* _What is asked_
Emit the entire listing verbatim.
>>
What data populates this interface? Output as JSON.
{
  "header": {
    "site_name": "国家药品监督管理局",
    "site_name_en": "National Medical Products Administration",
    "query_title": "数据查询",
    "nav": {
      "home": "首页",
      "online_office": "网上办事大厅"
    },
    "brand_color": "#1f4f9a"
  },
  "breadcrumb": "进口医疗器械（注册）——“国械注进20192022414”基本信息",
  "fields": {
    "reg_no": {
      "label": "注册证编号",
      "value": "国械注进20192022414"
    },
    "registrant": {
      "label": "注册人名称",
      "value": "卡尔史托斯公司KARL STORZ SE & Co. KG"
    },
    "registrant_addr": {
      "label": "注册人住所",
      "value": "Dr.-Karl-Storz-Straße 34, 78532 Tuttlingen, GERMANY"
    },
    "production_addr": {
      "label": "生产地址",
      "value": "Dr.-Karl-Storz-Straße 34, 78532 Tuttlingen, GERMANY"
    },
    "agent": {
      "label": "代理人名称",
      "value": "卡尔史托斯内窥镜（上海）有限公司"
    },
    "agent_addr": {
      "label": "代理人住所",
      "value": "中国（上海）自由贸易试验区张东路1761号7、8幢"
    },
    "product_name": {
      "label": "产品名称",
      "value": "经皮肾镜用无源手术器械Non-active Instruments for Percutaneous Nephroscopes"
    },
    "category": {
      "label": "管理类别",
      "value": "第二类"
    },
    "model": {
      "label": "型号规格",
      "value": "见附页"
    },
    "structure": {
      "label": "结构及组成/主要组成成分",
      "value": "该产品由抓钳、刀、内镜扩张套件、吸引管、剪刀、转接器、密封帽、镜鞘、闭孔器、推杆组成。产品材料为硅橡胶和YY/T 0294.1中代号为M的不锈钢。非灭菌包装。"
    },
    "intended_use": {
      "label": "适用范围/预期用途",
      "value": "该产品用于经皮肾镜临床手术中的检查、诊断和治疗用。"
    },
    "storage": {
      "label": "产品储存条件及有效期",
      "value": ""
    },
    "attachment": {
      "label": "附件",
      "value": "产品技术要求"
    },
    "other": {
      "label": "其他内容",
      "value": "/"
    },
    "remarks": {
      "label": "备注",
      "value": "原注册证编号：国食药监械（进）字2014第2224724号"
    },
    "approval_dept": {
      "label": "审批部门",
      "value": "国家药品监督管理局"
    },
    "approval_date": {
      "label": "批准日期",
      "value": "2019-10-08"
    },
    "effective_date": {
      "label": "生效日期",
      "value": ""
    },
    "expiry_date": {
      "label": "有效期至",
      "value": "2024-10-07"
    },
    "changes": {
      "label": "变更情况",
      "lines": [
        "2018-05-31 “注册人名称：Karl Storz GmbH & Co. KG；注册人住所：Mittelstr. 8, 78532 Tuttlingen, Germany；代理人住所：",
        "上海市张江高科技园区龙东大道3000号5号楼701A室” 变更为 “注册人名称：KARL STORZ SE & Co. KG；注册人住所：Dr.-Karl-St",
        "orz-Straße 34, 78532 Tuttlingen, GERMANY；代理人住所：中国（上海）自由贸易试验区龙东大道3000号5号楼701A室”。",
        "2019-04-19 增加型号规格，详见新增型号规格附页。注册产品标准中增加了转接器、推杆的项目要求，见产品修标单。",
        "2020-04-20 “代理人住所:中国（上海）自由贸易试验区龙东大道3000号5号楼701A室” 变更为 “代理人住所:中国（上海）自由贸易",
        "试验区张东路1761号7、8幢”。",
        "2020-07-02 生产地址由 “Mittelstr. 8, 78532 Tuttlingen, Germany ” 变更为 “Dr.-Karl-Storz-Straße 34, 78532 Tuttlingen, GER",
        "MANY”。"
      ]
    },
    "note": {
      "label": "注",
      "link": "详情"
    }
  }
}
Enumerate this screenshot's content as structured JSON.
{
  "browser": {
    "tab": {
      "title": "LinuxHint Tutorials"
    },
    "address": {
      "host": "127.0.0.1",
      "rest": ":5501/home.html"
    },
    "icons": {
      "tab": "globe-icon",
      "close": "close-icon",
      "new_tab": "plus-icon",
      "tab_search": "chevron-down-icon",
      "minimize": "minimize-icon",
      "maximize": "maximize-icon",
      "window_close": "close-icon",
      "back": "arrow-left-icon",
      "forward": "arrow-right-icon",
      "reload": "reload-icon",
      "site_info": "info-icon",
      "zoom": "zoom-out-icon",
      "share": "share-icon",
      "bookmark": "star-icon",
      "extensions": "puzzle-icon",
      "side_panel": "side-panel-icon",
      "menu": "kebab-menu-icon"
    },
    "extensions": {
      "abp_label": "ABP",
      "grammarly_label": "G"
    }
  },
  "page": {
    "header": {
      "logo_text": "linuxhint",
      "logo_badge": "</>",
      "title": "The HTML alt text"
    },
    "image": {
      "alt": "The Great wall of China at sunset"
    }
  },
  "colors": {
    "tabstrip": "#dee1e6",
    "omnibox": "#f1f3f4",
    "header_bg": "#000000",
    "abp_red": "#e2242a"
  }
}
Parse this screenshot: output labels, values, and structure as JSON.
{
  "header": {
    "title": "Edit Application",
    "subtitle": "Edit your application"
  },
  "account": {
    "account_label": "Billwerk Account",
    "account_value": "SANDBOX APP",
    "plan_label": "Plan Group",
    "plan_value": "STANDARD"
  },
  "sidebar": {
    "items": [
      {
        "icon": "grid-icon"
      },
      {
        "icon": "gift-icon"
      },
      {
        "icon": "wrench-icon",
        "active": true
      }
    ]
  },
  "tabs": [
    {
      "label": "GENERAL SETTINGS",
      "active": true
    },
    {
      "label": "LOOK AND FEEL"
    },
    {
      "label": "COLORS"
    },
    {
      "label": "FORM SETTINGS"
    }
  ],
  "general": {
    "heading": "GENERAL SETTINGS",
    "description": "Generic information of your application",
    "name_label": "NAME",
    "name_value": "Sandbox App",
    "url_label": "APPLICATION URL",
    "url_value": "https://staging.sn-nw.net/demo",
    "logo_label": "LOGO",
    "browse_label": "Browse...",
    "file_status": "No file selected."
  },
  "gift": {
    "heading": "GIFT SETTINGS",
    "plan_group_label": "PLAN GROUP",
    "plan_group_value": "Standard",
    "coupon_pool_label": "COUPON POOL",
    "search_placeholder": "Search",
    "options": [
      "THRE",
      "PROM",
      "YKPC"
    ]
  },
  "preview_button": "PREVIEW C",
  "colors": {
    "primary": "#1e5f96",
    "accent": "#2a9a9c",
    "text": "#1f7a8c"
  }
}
<<
* _Solved problem_
What data populates this interface? Output as JSON.
{
  "header": {
    "site_name": "国家药品监督管理局",
    "site_name_en": "National Medical Products Administration",
    "query_title": "数据查询",
    "nav": {
      "home": "首页",
      "online_office": "网上办事大厅"
    },
    "brand_color": "#1f4f9a"
  },
  "breadcrumb": "进口医疗器械（注册）——“国械注进20192022414”基本信息",
  "fields": {
    "reg_no": {
      "label": "注册证编号",
      "value": "国械注进20192022414"
    },
    "registrant": {
      "label": "注册人名称",
      "value": "卡尔史托斯公司KARL STORZ SE & Co. KG"
    },
    "registrant_addr": {
      "label": "注册人住所",
      "value": "Dr.-Karl-Storz-Straße 34, 78532 Tuttlingen, GERMANY"
    },
    "production_addr": {
      "label": "生产地址",
      "value": "Dr.-Karl-Storz-Straße 34, 78532 Tuttlingen, GERMANY"
    },
    "agent": {
      "label": "代理人名称",
      "value": "卡尔史托斯内窥镜（上海）有限公司"
    },
    "agent_addr": {
      "label": "代理人住所",
      "value": "中国（上海）自由贸易试验区张东路1761号7、8幢"
    },
    "product_name": {
      "label": "产品名称",
      "value": "经皮肾镜用无源手术器械Non-active Instruments for Percutaneous Nephroscopes"
    },
    "category": {
      "label": "管理类别",
      "value": "第二类"
    },
    "model": {
      "label": "型号规格",
      "value": "见附页"
    },
    "structure": {
      "label": "结构及组成/主要组成成分",
      "value": "该产品由抓钳、刀、内镜扩张套件、吸引管、剪刀、转接器、密封帽、镜鞘、闭孔器、推杆组成。产品材料为硅橡胶和YY/T 0294.1中代号为M的不锈钢。非灭菌包装。"
    },
    "intended_use": {
      "label": "适用范围/预期用途",
      "value": "该产品用于经皮肾镜临床手术中的检查、诊断和治疗用。"
    },
    "storage": {
      "label": "产品储存条件及有效期",
      "value": ""
    },
    "attachment": {
      "label": "附件",
      "value": "产品技术要求"
    },
    "other": {
      "label": "其他内容",
      "value": "/"
    },
    "remarks": {
      "label": "备注",
      "value": "原注册证编号：国食药监械（进）字2014第2224724号"
    },
    "approval_dept": {
      "label": "审批部门",
      "value": "国家药品监督管理局"
    },
    "approval_date": {
      "label": "批准日期",
      "value": "2019-10-08"
    },
    "effective_date": {
      "label": "生效日期",
      "value": ""
    },
    "expiry_date": {
      "label": "有效期至",
      "value": "2024-10-07"
    },
    "changes": {
      "label": "变更情况",
      "lines": [
        "2018-05-31 “注册人名称：Karl Storz GmbH & Co. KG；注册人住所：Mittelstr. 8, 78532 Tuttlingen, Germany；代理人住所：",
        "上海市张江高科技园区龙东大道3000号5号楼701A室” 变更为 “注册人名称：KARL STORZ SE & Co. KG；注册人住所：Dr.-Karl-St",
        "orz-Straße 34, 78532 Tuttlingen, GERMANY；代理人住所：中国（上海）自由贸易试验区龙东大道3000号5号楼701A室”。",
        "2019-04-19 增加型号规格，详见新增型号规格附页。注册产品标准中增加了转接器、推杆的项目要求，见产品修标单。",
        "2020-04-20 “代理人住所:中国（上海）自由贸易试验区龙东大道3000号5号楼701A室” 变更为 “代理人住所:中国（上海）自由贸易",
        "试验区张东路1761号7、8幢”。",
        "2020-07-02 生产地址由 “Mittelstr. 8, 78532 Tuttlingen, Germany ” 变更为 “Dr.-Karl-Storz-Straße 34, 78532 Tuttlingen, GER",
        "MANY”。"
      ]
    },
    "note": {
      "label": "注",
      "link": "详情"
    }
  }
}
Enumerate this screenshot's content as structured JSON.
{
  "browser": {
    "tab": {
      "title": "LinuxHint Tutorials"
    },
    "address": {
      "host": "127.0.0.1",
      "rest": ":5501/home.html"
    },
    "icons": {
      "tab": "globe-icon",
      "close": "close-icon",
      "new_tab": "plus-icon",
      "tab_search": "chevron-down-icon",
      "minimize": "minimize-icon",
      "maximize": "maximize-icon",
      "window_close": "close-icon",
      "back": "arrow-left-icon",
      "forward": "arrow-right-icon",
      "reload": "reload-icon",
      "site_info": "info-icon",
      "zoom": "zoom-out-icon",
      "share": "share-icon",
      "bookmark": "star-icon",
      "extensions": "puzzle-icon",
      "side_panel": "side-panel-icon",
      "menu": "kebab-menu-icon"
    },
    "extensions": {
      "abp_label": "ABP",
      "grammarly_label": "G"
    }
  },
  "page": {
    "header": {
      "logo_text": "linuxhint",
      "logo_badge": "</>",
      "title": "The HTML alt text"
    },
    "image": {
      "alt": "The Great wall of China at sunset"
    }
  },
  "colors": {
    "tabstrip": "#dee1e6",
    "omnibox": "#f1f3f4",
    "header_bg": "#000000",
    "abp_red": "#e2242a"
  }
}
Parse this screenshot: output labels, values, and structure as JSON.
{
  "header": {
    "title": "Edit Application",
    "subtitle": "Edit your application"
  },
  "account": {
    "account_label": "Billwerk Account",
    "account_value": "SANDBOX APP",
    "plan_label": "Plan Group",
    "plan_value": "STANDARD"
  },
  "sidebar": {
    "items": [
      {
        "icon": "grid-icon"
      },
      {
        "icon": "gift-icon"
      },
      {
        "icon": "wrench-icon",
        "active": true
      }
    ]
  },
  "tabs": [
    {
      "label": "GENERAL SETTINGS",
      "active": true
    },
    {
      "label": "LOOK AND FEEL"
    },
    {
      "label": "COLORS"
    },
    {
      "label": "FORM SETTINGS"
    }
  ],
  "general": {
    "heading": "GENERAL SETTINGS",
    "description": "Generic information of your application",
    "name_label": "NAME",
    "name_value": "Sandbox App",
    "url_label": "APPLICATION URL",
    "url_value": "https://staging.sn-nw.net/demo",
    "logo_label": "LOGO",
    "browse_label": "Browse...",
    "file_status": "No file selected."
  },
  "gift": {
    "heading": "GIFT SETTINGS",
    "plan_group_label": "PLAN GROUP",
    "plan_group_value": "Standard",
    "coupon_pool_label": "COUPON POOL",
    "search_placeholder": "Search",
    "options": [
      "THRE",
      "PROM",
      "YKPC"
    ]
  },
  "preview_button": "PREVIEW C",
  "colors": {
    "primary": "#1e5f96",
    "accent": "#2a9a9c",
    "text": "#1f7a8c"
  }
}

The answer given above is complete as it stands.